→ **Work to complete**:
Output the full listing below exactly as it reads, and skip anything that is a picture.

→ **Supplied information**:
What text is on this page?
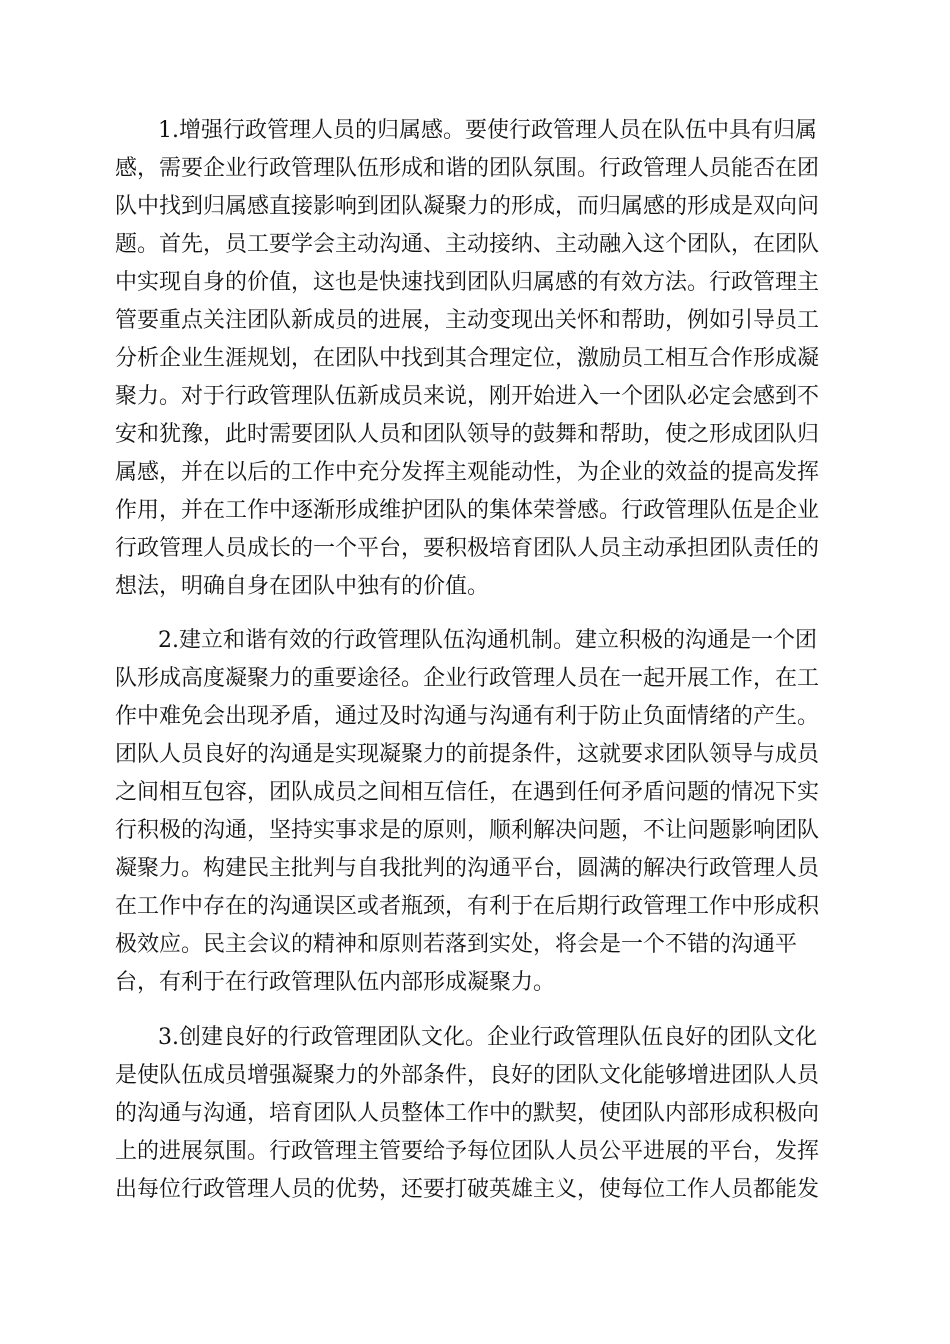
1.增强行政管理人员的归属感。要使行政管理人员在队伍中具有归属

感，需要企业行政管理队伍形成和谐的团队氛围。行政管理人员能否在团

队中找到归属感直接影响到团队凝聚力的形成，而归属感的形成是双向问

题。首先，员工要学会主动沟通、主动接纳、主动融入这个团队，在团队

中实现自身的价值，这也是快速找到团队归属感的有效方法。行政管理主

管要重点关注团队新成员的进展，主动变现出关怀和帮助，例如引导员工

分析企业生涯规划，在团队中找到其合理定位，激励员工相互合作形成凝

聚力。对于行政管理队伍新成员来说，刚开始进入一个团队必定会感到不

安和犹豫，此时需要团队人员和团队领导的鼓舞和帮助，使之形成团队归

属感，并在以后的工作中充分发挥主观能动性，为企业的效益的提高发挥

作用，并在工作中逐渐形成维护团队的集体荣誉感。行政管理队伍是企业

行政管理人员成长的一个平台，要积极培育团队人员主动承担团队责任的

想法，明确自身在团队中独有的价值。

2.建立和谐有效的行政管理队伍沟通机制。建立积极的沟通是一个团

队形成高度凝聚力的重要途径。企业行政管理人员在一起开展工作，在工

作中难免会出现矛盾，通过及时沟通与沟通有利于防止负面情绪的产生。

团队人员良好的沟通是实现凝聚力的前提条件，这就要求团队领导与成员

之间相互包容，团队成员之间相互信任，在遇到任何矛盾问题的情况下实

行积极的沟通，坚持实事求是的原则，顺利解决问题，不让问题影响团队

凝聚力。构建民主批判与自我批判的沟通平台，圆满的解决行政管理人员

在工作中存在的沟通误区或者瓶颈，有利于在后期行政管理工作中形成积

极效应。民主会议的精神和原则若落到实处，将会是一个不错的沟通平

台，有利于在行政管理队伍内部形成凝聚力。

3.创建良好的行政管理团队文化。企业行政管理队伍良好的团队文化

是使队伍成员增强凝聚力的外部条件，良好的团队文化能够增进团队人员

的沟通与沟通，培育团队人员整体工作中的默契，使团队内部形成积极向

上的进展氛围。行政管理主管要给予每位团队人员公平进展的平台，发挥

出每位行政管理人员的优势，还要打破英雄主义，使每位工作人员都能发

→ **Written reply**:
What text is on this page?
1.增强行政管理人员的归属感。要使行政管理人员在队伍中具有归属

感，需要企业行政管理队伍形成和谐的团队氛围。行政管理人员能否在团

队中找到归属感直接影响到团队凝聚力的形成，而归属感的形成是双向问

题。首先，员工要学会主动沟通、主动接纳、主动融入这个团队，在团队

中实现自身的价值，这也是快速找到团队归属感的有效方法。行政管理主

管要重点关注团队新成员的进展，主动变现出关怀和帮助，例如引导员工

分析企业生涯规划，在团队中找到其合理定位，激励员工相互合作形成凝

聚力。对于行政管理队伍新成员来说，刚开始进入一个团队必定会感到不

安和犹豫，此时需要团队人员和团队领导的鼓舞和帮助，使之形成团队归

属感，并在以后的工作中充分发挥主观能动性，为企业的效益的提高发挥

作用，并在工作中逐渐形成维护团队的集体荣誉感。行政管理队伍是企业

行政管理人员成长的一个平台，要积极培育团队人员主动承担团队责任的

想法，明确自身在团队中独有的价值。

2.建立和谐有效的行政管理队伍沟通机制。建立积极的沟通是一个团

队形成高度凝聚力的重要途径。企业行政管理人员在一起开展工作，在工

作中难免会出现矛盾，通过及时沟通与沟通有利于防止负面情绪的产生。

团队人员良好的沟通是实现凝聚力的前提条件，这就要求团队领导与成员

之间相互包容，团队成员之间相互信任，在遇到任何矛盾问题的情况下实

行积极的沟通，坚持实事求是的原则，顺利解决问题，不让问题影响团队

凝聚力。构建民主批判与自我批判的沟通平台，圆满的解决行政管理人员

在工作中存在的沟通误区或者瓶颈，有利于在后期行政管理工作中形成积

极效应。民主会议的精神和原则若落到实处，将会是一个不错的沟通平

台，有利于在行政管理队伍内部形成凝聚力。

3.创建良好的行政管理团队文化。企业行政管理队伍良好的团队文化

是使队伍成员增强凝聚力的外部条件，良好的团队文化能够增进团队人员

的沟通与沟通，培育团队人员整体工作中的默契，使团队内部形成积极向

上的进展氛围。行政管理主管要给予每位团队人员公平进展的平台，发挥

出每位行政管理人员的优势，还要打破英雄主义，使每位工作人员都能发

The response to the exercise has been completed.